§ **EXERCISE**
Each line below that contains "labels" counts once; report the total and nothing more.
start DATASET EXCERPTS
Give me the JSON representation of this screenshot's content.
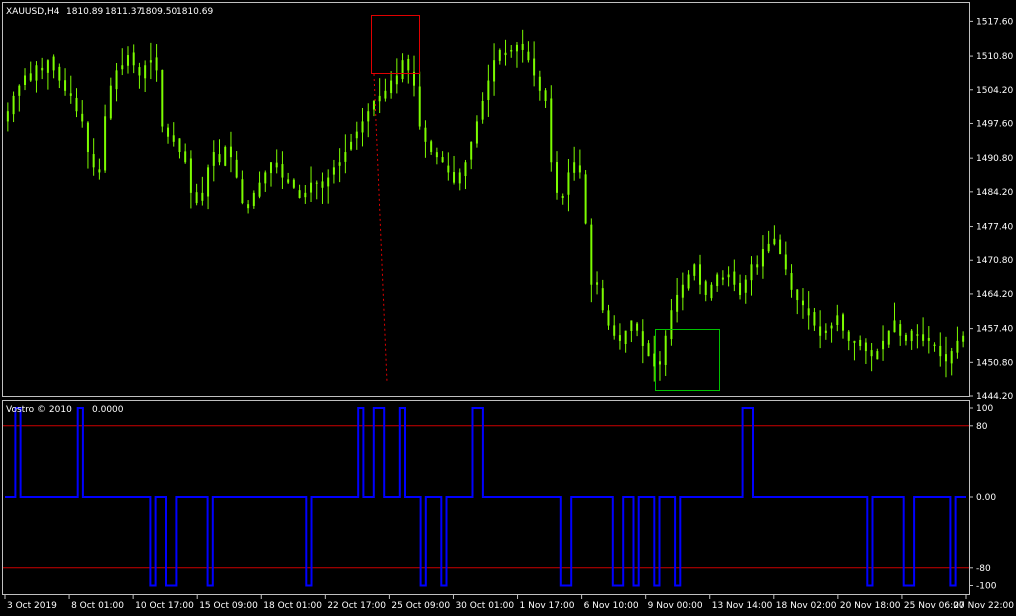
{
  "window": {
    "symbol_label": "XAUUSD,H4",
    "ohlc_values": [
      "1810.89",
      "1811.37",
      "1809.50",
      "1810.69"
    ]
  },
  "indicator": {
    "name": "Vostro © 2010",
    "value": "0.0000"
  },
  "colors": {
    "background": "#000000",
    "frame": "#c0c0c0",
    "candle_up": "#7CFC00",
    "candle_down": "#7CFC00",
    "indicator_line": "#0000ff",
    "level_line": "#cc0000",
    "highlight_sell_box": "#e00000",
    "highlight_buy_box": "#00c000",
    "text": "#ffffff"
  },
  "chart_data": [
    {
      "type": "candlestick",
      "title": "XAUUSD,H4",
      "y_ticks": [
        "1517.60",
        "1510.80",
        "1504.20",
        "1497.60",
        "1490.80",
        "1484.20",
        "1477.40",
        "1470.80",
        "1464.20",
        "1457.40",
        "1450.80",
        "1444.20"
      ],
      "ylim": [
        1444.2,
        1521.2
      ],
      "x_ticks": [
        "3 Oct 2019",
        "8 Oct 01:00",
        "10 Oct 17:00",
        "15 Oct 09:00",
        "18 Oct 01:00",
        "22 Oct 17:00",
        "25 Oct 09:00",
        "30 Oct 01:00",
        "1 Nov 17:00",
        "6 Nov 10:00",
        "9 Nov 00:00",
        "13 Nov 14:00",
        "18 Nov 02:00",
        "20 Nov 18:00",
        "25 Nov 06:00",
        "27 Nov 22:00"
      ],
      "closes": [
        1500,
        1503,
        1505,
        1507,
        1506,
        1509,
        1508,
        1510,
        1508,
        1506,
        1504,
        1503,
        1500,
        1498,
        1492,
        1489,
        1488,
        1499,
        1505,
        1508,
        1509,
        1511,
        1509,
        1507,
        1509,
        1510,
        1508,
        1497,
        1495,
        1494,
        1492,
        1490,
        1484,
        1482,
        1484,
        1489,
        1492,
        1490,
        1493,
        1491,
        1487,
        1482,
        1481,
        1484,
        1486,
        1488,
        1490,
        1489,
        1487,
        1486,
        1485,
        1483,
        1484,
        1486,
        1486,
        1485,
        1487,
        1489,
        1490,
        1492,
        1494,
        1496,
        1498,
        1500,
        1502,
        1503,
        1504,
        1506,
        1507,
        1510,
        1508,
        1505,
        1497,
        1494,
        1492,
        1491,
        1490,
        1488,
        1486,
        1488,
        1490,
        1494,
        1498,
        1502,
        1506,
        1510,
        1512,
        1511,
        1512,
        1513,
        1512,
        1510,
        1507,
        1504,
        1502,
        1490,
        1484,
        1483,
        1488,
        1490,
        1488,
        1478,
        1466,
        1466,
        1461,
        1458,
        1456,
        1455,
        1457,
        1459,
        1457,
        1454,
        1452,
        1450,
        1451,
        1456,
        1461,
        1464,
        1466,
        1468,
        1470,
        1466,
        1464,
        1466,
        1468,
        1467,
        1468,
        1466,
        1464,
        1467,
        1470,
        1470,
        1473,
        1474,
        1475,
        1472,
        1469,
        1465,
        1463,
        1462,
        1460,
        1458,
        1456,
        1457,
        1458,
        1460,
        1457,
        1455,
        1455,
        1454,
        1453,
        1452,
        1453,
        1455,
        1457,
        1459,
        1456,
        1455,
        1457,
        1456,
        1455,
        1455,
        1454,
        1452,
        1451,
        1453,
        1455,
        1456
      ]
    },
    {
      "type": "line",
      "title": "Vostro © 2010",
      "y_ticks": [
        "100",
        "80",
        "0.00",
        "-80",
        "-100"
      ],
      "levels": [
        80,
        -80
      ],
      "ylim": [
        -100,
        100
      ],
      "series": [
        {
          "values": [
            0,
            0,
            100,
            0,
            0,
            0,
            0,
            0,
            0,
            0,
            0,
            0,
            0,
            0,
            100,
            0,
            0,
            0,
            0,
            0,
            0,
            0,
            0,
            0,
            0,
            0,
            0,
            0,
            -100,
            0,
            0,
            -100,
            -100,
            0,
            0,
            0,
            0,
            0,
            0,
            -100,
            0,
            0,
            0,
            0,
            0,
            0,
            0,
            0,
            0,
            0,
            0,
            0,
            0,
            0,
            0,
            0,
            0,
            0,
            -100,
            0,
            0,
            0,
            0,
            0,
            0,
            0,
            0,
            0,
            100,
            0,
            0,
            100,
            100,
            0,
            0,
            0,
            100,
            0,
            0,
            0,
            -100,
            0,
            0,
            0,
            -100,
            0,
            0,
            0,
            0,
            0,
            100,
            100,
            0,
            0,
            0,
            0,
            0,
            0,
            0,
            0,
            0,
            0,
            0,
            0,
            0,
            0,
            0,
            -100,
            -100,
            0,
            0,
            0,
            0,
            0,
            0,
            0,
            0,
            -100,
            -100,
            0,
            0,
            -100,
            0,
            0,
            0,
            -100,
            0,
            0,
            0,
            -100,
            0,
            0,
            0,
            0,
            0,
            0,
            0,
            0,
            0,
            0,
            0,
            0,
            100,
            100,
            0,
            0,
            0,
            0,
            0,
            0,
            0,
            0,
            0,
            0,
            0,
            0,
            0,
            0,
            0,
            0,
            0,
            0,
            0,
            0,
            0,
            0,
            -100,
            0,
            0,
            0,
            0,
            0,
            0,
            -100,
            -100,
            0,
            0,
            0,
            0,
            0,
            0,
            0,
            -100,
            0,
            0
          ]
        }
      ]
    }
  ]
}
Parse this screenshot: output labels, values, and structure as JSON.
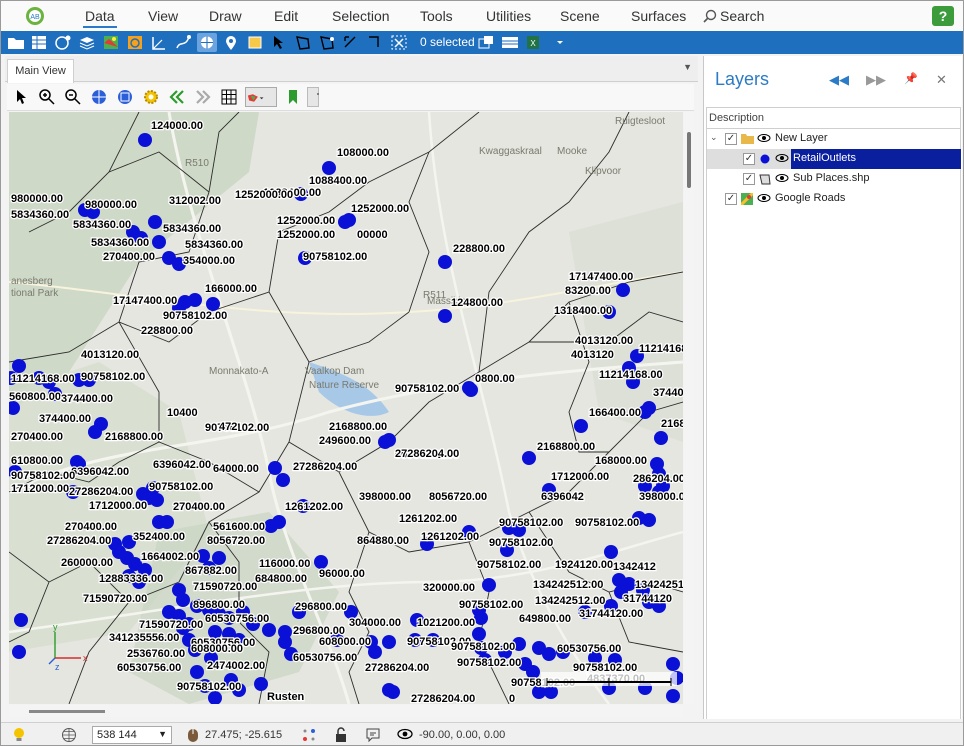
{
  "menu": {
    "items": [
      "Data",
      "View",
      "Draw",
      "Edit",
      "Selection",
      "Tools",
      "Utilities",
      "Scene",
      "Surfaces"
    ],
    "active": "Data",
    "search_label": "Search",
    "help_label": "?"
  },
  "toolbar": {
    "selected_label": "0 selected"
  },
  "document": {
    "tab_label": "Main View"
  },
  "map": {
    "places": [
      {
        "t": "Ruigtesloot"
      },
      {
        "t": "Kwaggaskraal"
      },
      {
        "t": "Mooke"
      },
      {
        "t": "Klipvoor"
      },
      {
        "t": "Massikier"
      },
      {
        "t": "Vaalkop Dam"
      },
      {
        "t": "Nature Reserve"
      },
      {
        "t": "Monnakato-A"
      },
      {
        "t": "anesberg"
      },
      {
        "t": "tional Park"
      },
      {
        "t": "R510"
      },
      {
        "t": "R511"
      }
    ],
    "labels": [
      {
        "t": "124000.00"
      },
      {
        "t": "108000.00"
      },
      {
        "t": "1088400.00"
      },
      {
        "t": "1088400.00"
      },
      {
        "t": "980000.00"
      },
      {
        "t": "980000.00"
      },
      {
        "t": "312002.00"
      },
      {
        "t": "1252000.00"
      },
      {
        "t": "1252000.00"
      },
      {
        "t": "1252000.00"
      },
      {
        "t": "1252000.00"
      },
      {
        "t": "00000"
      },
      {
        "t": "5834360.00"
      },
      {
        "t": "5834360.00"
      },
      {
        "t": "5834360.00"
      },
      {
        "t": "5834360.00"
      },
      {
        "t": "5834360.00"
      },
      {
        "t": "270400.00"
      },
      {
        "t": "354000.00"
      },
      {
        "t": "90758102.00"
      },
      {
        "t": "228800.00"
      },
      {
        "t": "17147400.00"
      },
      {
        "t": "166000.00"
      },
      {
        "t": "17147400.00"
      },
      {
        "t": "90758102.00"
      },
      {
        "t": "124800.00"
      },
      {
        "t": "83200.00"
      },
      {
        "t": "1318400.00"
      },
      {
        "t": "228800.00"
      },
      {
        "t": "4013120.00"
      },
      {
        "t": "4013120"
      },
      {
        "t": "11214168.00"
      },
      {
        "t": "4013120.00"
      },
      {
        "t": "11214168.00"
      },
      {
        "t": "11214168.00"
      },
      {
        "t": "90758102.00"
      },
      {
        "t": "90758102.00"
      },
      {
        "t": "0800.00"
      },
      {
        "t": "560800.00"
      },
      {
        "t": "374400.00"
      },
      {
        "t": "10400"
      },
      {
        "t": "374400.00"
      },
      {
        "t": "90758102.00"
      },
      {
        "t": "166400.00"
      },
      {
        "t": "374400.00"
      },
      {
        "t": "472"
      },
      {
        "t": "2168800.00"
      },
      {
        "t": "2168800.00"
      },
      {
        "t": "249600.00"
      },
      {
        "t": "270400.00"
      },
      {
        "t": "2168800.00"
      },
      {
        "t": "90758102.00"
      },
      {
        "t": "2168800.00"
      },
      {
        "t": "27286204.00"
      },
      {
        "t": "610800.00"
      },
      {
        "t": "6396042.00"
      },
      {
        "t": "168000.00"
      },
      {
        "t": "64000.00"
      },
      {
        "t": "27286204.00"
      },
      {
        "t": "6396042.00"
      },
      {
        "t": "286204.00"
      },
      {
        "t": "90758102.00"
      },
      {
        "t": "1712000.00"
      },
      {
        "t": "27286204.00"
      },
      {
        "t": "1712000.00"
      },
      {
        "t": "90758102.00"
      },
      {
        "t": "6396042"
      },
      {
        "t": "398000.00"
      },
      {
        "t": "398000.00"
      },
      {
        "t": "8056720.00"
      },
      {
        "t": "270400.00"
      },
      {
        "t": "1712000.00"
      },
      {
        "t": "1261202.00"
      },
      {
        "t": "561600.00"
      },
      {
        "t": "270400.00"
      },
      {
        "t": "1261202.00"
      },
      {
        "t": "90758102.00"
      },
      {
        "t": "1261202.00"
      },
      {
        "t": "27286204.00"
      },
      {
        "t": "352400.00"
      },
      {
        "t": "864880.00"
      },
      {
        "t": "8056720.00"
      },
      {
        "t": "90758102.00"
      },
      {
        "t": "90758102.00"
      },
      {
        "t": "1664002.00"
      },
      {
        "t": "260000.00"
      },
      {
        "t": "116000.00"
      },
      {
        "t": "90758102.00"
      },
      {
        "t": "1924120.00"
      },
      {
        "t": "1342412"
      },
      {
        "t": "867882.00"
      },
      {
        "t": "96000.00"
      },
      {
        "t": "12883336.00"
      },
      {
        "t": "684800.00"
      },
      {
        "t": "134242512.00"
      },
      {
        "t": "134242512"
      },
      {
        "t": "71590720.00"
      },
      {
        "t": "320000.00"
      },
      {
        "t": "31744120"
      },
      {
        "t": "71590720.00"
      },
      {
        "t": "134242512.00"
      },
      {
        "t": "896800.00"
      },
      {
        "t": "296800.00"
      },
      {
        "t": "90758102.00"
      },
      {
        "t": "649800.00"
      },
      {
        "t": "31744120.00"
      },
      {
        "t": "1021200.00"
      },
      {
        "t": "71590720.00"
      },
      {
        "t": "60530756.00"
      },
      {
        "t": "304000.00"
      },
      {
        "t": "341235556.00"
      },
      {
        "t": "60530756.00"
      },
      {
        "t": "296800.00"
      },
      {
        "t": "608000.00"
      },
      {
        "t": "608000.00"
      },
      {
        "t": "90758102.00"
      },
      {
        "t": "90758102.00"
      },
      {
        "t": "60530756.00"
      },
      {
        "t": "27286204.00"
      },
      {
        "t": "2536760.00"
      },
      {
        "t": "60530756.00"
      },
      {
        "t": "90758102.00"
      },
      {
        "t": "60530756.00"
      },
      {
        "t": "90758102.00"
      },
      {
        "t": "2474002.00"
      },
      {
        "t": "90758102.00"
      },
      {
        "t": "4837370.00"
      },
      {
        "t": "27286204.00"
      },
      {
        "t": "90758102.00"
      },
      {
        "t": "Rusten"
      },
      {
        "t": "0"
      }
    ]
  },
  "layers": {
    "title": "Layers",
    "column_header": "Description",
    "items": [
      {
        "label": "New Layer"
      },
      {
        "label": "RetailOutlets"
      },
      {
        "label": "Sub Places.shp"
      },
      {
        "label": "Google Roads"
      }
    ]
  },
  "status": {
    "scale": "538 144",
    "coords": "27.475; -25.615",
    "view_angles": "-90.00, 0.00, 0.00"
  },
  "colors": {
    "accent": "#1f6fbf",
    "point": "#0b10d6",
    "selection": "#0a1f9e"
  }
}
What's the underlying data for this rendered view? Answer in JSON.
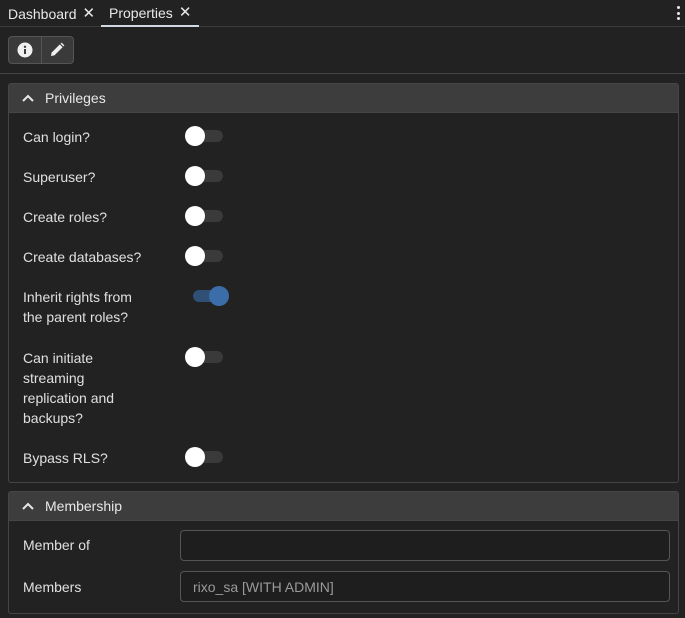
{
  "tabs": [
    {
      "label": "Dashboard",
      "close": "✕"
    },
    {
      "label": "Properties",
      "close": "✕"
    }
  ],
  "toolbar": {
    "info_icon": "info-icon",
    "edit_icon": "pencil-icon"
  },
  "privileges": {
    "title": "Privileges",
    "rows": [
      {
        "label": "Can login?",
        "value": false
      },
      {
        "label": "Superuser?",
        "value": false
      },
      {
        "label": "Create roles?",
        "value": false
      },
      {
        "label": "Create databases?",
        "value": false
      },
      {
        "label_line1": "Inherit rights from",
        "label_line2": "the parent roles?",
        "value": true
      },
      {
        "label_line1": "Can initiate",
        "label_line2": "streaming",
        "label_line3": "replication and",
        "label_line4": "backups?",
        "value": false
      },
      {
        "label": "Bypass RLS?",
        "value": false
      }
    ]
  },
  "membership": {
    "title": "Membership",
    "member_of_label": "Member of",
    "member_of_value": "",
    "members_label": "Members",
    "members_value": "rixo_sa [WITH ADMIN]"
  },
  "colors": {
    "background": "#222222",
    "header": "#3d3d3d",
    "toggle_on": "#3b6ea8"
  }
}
end DATASET EXCERPTS
§ **CORRECT RESULT**
2